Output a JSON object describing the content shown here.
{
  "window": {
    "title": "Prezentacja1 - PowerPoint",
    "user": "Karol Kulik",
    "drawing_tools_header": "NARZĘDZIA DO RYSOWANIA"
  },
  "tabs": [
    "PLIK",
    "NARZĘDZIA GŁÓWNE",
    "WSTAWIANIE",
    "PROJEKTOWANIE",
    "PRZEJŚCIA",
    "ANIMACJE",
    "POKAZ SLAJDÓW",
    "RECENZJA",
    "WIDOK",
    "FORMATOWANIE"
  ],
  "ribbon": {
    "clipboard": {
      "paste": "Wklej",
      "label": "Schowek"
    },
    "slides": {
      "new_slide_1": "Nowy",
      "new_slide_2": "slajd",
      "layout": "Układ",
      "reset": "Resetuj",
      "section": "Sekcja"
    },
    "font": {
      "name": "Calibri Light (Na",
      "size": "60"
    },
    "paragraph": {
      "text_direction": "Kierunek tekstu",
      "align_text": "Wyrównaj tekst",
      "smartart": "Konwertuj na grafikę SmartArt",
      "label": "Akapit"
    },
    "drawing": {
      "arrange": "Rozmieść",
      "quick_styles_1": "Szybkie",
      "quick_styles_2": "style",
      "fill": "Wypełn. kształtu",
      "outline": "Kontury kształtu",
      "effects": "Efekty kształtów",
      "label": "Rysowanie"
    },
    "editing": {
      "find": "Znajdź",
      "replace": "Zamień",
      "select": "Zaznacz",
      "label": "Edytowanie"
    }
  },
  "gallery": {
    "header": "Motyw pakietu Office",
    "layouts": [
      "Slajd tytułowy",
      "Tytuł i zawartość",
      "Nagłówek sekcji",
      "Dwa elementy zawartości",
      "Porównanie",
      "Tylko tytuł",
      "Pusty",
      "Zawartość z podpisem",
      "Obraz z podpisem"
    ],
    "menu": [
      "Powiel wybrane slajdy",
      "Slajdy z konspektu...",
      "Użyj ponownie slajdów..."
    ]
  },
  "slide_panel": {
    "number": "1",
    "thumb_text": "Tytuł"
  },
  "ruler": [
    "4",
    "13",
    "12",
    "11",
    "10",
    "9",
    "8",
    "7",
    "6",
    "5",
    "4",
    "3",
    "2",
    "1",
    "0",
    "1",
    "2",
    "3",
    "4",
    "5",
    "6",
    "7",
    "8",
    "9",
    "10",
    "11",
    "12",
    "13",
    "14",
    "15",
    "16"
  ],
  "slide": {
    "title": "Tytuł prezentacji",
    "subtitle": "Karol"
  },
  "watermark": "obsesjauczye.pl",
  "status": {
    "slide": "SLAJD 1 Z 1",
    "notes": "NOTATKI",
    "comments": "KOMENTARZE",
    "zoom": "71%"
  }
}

--------------------------------------------------

→ **WHAT YOU HAVE TO DO**
Show, from the material above, each line that includes the string "label".

→ **FULL RESPONSE**
      "label": "Schowek"
      "label": "Akapit"
      "label": "Rysowanie"
      "label": "Edytowanie"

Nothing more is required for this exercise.